/---

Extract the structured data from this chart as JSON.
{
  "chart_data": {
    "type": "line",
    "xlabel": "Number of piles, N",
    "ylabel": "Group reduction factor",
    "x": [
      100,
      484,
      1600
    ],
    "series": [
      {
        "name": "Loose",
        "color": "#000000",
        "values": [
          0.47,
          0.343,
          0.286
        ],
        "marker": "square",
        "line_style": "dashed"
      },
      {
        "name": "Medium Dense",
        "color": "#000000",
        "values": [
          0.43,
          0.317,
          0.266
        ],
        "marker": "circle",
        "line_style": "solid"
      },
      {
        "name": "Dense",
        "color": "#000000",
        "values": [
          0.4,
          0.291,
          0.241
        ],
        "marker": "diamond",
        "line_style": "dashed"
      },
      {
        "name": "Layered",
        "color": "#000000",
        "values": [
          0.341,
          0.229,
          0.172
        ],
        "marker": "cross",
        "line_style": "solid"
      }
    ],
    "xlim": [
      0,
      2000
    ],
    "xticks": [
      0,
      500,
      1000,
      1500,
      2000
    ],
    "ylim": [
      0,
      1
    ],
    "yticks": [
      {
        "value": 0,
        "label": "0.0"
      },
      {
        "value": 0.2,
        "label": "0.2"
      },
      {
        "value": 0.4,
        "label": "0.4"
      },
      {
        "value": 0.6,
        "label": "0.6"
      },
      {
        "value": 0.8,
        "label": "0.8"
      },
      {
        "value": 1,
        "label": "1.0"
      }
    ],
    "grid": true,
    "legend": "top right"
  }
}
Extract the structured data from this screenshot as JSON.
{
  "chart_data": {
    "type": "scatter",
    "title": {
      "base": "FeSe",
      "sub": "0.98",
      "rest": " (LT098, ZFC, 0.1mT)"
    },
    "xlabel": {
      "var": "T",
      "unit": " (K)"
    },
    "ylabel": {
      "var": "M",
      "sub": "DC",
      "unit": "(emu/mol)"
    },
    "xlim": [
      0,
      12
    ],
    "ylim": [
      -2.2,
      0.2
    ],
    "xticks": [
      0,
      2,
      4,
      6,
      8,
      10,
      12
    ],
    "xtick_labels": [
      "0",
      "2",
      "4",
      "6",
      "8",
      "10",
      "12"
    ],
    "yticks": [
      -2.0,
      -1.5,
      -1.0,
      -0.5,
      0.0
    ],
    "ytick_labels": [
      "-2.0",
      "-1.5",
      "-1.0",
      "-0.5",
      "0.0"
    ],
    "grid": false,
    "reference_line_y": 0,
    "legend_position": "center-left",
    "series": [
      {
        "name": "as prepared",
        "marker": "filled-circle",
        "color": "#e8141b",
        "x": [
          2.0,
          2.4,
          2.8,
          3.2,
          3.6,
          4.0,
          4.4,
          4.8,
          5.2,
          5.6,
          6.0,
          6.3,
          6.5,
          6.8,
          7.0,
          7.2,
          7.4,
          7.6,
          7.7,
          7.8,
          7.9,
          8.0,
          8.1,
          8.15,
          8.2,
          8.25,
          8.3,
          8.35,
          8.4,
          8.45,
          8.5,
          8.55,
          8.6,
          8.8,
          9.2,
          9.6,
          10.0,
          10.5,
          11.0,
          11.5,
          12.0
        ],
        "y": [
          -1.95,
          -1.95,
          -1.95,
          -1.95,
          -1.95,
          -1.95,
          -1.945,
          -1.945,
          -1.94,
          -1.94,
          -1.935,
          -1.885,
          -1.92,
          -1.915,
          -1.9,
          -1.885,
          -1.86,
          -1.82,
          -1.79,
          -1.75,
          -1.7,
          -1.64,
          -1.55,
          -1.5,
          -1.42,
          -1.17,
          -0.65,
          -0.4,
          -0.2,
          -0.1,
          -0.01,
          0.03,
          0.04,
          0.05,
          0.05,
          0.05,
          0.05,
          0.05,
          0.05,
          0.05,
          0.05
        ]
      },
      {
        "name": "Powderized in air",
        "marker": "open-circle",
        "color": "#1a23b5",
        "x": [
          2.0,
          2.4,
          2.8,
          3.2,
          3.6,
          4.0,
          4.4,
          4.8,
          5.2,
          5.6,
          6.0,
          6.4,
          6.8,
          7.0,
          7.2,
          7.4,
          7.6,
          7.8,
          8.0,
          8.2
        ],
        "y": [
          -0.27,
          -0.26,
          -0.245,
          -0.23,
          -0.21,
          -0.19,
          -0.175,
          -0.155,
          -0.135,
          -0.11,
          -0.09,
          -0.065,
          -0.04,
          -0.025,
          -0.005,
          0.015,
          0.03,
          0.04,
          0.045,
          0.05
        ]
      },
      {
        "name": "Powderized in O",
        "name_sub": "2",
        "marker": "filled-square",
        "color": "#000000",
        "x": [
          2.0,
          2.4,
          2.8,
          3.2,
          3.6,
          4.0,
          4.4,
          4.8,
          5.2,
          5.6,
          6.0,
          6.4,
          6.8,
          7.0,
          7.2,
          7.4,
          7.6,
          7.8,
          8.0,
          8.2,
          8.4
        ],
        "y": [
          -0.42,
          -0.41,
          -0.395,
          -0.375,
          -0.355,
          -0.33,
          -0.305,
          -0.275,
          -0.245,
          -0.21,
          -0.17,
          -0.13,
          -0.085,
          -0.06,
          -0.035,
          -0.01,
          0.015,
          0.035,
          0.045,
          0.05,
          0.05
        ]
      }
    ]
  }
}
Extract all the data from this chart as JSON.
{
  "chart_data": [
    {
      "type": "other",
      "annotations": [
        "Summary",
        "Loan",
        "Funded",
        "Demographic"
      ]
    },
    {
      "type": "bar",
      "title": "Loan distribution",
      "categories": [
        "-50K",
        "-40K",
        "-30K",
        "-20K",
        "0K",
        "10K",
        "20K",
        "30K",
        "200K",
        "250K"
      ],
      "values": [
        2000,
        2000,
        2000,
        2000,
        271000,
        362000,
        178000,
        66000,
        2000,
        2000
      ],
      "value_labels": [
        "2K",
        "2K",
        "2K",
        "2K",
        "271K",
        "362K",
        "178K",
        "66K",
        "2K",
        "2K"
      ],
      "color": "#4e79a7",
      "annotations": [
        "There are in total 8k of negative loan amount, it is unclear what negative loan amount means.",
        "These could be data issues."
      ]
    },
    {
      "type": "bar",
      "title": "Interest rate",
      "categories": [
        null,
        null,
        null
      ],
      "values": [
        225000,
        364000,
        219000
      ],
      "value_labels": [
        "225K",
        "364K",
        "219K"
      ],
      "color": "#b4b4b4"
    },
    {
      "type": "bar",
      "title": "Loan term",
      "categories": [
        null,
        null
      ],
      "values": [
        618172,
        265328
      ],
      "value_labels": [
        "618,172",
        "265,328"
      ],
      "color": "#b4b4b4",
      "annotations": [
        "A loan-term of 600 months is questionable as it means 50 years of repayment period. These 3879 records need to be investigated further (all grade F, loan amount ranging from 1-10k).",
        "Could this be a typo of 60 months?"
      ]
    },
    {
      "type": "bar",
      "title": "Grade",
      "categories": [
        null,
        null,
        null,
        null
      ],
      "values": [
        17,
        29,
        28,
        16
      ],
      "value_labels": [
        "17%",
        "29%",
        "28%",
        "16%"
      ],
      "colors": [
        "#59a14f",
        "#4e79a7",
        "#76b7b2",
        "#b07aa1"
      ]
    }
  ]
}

\---

PROBLEM TO WORK ON —
Return each full line of the entries that contains the word "Powderized".

IN RESPONSE —
        "name": "Powderized in air",
        "name": "Powderized in O",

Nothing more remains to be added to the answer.